Input material:
──────────

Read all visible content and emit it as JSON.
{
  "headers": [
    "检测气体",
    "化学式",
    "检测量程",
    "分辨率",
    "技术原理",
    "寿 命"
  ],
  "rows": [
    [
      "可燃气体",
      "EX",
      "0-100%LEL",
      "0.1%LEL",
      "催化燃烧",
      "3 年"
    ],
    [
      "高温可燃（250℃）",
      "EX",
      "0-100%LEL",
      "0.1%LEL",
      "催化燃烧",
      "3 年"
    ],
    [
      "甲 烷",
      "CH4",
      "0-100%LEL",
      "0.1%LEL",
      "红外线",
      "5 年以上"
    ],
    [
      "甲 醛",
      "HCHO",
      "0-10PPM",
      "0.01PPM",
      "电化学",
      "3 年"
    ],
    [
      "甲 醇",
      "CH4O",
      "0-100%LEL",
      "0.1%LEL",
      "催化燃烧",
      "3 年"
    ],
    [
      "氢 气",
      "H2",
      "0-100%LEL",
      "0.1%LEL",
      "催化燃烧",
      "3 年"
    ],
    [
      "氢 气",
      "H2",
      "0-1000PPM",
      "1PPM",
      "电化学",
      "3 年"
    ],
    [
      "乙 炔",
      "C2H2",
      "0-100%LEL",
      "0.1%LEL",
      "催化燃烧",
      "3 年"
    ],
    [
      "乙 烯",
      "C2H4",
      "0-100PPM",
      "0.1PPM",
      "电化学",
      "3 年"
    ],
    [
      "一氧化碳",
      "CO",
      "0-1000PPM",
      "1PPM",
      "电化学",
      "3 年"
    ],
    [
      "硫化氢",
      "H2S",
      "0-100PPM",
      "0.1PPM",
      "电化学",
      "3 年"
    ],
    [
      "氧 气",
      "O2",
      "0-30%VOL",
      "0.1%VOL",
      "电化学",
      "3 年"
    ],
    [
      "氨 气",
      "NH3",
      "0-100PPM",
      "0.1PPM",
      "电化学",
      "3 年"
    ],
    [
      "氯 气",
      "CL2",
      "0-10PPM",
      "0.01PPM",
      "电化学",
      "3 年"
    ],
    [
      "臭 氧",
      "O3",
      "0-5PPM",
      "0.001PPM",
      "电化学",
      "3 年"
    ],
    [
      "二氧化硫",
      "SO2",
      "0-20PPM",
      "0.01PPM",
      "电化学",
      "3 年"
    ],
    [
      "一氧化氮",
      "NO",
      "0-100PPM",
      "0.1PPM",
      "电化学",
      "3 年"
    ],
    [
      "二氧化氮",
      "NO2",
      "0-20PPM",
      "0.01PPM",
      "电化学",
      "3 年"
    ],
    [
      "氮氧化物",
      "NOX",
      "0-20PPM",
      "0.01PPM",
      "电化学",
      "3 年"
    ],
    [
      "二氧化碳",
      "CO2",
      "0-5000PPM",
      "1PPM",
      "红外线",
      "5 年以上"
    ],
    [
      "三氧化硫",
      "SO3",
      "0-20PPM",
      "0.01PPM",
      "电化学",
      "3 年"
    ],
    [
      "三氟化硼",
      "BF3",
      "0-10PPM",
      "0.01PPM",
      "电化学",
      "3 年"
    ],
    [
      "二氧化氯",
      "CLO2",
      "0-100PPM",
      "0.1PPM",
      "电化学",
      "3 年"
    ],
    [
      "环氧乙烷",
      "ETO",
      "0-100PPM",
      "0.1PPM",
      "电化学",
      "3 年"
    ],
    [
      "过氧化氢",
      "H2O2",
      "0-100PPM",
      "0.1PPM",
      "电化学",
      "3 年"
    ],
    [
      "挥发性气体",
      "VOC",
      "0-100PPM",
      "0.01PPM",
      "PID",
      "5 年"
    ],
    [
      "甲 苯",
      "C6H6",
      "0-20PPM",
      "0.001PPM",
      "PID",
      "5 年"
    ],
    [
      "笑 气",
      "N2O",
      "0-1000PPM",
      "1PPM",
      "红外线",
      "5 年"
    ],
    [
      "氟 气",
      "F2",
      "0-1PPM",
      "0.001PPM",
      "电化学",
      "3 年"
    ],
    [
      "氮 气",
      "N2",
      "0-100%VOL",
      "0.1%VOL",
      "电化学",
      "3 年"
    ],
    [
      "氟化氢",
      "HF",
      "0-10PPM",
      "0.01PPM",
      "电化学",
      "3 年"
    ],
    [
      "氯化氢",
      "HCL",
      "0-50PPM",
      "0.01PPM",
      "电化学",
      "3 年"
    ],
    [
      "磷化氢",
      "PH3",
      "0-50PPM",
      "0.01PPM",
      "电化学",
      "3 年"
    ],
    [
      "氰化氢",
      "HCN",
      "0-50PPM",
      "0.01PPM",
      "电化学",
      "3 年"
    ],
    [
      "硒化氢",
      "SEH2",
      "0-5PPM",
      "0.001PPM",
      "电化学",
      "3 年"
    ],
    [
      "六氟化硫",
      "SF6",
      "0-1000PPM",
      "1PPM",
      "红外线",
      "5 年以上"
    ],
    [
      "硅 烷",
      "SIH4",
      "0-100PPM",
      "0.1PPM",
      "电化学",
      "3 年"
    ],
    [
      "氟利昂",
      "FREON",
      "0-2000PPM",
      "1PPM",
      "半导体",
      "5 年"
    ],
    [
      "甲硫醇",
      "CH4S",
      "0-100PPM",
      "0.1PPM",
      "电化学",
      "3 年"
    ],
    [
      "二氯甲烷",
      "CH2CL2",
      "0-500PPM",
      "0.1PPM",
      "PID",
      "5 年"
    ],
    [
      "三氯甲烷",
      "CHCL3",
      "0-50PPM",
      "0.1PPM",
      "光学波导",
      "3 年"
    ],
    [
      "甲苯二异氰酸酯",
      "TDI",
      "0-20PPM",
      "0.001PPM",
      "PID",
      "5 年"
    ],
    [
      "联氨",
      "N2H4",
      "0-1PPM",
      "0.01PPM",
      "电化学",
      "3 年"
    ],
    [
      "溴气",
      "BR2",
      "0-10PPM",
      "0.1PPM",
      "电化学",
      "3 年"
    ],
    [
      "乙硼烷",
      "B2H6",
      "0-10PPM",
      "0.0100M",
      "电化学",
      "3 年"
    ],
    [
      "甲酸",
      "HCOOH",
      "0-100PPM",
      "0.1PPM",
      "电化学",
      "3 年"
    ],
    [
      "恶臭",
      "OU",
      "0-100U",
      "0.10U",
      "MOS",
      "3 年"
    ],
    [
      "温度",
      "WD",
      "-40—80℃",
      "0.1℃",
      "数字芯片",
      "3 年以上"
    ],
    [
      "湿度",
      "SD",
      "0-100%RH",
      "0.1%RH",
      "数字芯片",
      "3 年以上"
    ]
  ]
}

──────────

From the records above, extract everything verbatim.

Result of this exercise:
Read all visible content and emit it as JSON.
{
  "headers": [
    "检测气体",
    "化学式",
    "检测量程",
    "分辨率",
    "技术原理",
    "寿 命"
  ],
  "rows": [
    [
      "可燃气体",
      "EX",
      "0-100%LEL",
      "0.1%LEL",
      "催化燃烧",
      "3 年"
    ],
    [
      "高温可燃（250℃）",
      "EX",
      "0-100%LEL",
      "0.1%LEL",
      "催化燃烧",
      "3 年"
    ],
    [
      "甲 烷",
      "CH4",
      "0-100%LEL",
      "0.1%LEL",
      "红外线",
      "5 年以上"
    ],
    [
      "甲 醛",
      "HCHO",
      "0-10PPM",
      "0.01PPM",
      "电化学",
      "3 年"
    ],
    [
      "甲 醇",
      "CH4O",
      "0-100%LEL",
      "0.1%LEL",
      "催化燃烧",
      "3 年"
    ],
    [
      "氢 气",
      "H2",
      "0-100%LEL",
      "0.1%LEL",
      "催化燃烧",
      "3 年"
    ],
    [
      "氢 气",
      "H2",
      "0-1000PPM",
      "1PPM",
      "电化学",
      "3 年"
    ],
    [
      "乙 炔",
      "C2H2",
      "0-100%LEL",
      "0.1%LEL",
      "催化燃烧",
      "3 年"
    ],
    [
      "乙 烯",
      "C2H4",
      "0-100PPM",
      "0.1PPM",
      "电化学",
      "3 年"
    ],
    [
      "一氧化碳",
      "CO",
      "0-1000PPM",
      "1PPM",
      "电化学",
      "3 年"
    ],
    [
      "硫化氢",
      "H2S",
      "0-100PPM",
      "0.1PPM",
      "电化学",
      "3 年"
    ],
    [
      "氧 气",
      "O2",
      "0-30%VOL",
      "0.1%VOL",
      "电化学",
      "3 年"
    ],
    [
      "氨 气",
      "NH3",
      "0-100PPM",
      "0.1PPM",
      "电化学",
      "3 年"
    ],
    [
      "氯 气",
      "CL2",
      "0-10PPM",
      "0.01PPM",
      "电化学",
      "3 年"
    ],
    [
      "臭 氧",
      "O3",
      "0-5PPM",
      "0.001PPM",
      "电化学",
      "3 年"
    ],
    [
      "二氧化硫",
      "SO2",
      "0-20PPM",
      "0.01PPM",
      "电化学",
      "3 年"
    ],
    [
      "一氧化氮",
      "NO",
      "0-100PPM",
      "0.1PPM",
      "电化学",
      "3 年"
    ],
    [
      "二氧化氮",
      "NO2",
      "0-20PPM",
      "0.01PPM",
      "电化学",
      "3 年"
    ],
    [
      "氮氧化物",
      "NOX",
      "0-20PPM",
      "0.01PPM",
      "电化学",
      "3 年"
    ],
    [
      "二氧化碳",
      "CO2",
      "0-5000PPM",
      "1PPM",
      "红外线",
      "5 年以上"
    ],
    [
      "三氧化硫",
      "SO3",
      "0-20PPM",
      "0.01PPM",
      "电化学",
      "3 年"
    ],
    [
      "三氟化硼",
      "BF3",
      "0-10PPM",
      "0.01PPM",
      "电化学",
      "3 年"
    ],
    [
      "二氧化氯",
      "CLO2",
      "0-100PPM",
      "0.1PPM",
      "电化学",
      "3 年"
    ],
    [
      "环氧乙烷",
      "ETO",
      "0-100PPM",
      "0.1PPM",
      "电化学",
      "3 年"
    ],
    [
      "过氧化氢",
      "H2O2",
      "0-100PPM",
      "0.1PPM",
      "电化学",
      "3 年"
    ],
    [
      "挥发性气体",
      "VOC",
      "0-100PPM",
      "0.01PPM",
      "PID",
      "5 年"
    ],
    [
      "甲 苯",
      "C6H6",
      "0-20PPM",
      "0.001PPM",
      "PID",
      "5 年"
    ],
    [
      "笑 气",
      "N2O",
      "0-1000PPM",
      "1PPM",
      "红外线",
      "5 年"
    ],
    [
      "氟 气",
      "F2",
      "0-1PPM",
      "0.001PPM",
      "电化学",
      "3 年"
    ],
    [
      "氮 气",
      "N2",
      "0-100%VOL",
      "0.1%VOL",
      "电化学",
      "3 年"
    ],
    [
      "氟化氢",
      "HF",
      "0-10PPM",
      "0.01PPM",
      "电化学",
      "3 年"
    ],
    [
      "氯化氢",
      "HCL",
      "0-50PPM",
      "0.01PPM",
      "电化学",
      "3 年"
    ],
    [
      "磷化氢",
      "PH3",
      "0-50PPM",
      "0.01PPM",
      "电化学",
      "3 年"
    ],
    [
      "氰化氢",
      "HCN",
      "0-50PPM",
      "0.01PPM",
      "电化学",
      "3 年"
    ],
    [
      "硒化氢",
      "SEH2",
      "0-5PPM",
      "0.001PPM",
      "电化学",
      "3 年"
    ],
    [
      "六氟化硫",
      "SF6",
      "0-1000PPM",
      "1PPM",
      "红外线",
      "5 年以上"
    ],
    [
      "硅 烷",
      "SIH4",
      "0-100PPM",
      "0.1PPM",
      "电化学",
      "3 年"
    ],
    [
      "氟利昂",
      "FREON",
      "0-2000PPM",
      "1PPM",
      "半导体",
      "5 年"
    ],
    [
      "甲硫醇",
      "CH4S",
      "0-100PPM",
      "0.1PPM",
      "电化学",
      "3 年"
    ],
    [
      "二氯甲烷",
      "CH2CL2",
      "0-500PPM",
      "0.1PPM",
      "PID",
      "5 年"
    ],
    [
      "三氯甲烷",
      "CHCL3",
      "0-50PPM",
      "0.1PPM",
      "光学波导",
      "3 年"
    ],
    [
      "甲苯二异氰酸酯",
      "TDI",
      "0-20PPM",
      "0.001PPM",
      "PID",
      "5 年"
    ],
    [
      "联氨",
      "N2H4",
      "0-1PPM",
      "0.01PPM",
      "电化学",
      "3 年"
    ],
    [
      "溴气",
      "BR2",
      "0-10PPM",
      "0.1PPM",
      "电化学",
      "3 年"
    ],
    [
      "乙硼烷",
      "B2H6",
      "0-10PPM",
      "0.0100M",
      "电化学",
      "3 年"
    ],
    [
      "甲酸",
      "HCOOH",
      "0-100PPM",
      "0.1PPM",
      "电化学",
      "3 年"
    ],
    [
      "恶臭",
      "OU",
      "0-100U",
      "0.10U",
      "MOS",
      "3 年"
    ],
    [
      "温度",
      "WD",
      "-40—80℃",
      "0.1℃",
      "数字芯片",
      "3 年以上"
    ],
    [
      "湿度",
      "SD",
      "0-100%RH",
      "0.1%RH",
      "数字芯片",
      "3 年以上"
    ]
  ]
}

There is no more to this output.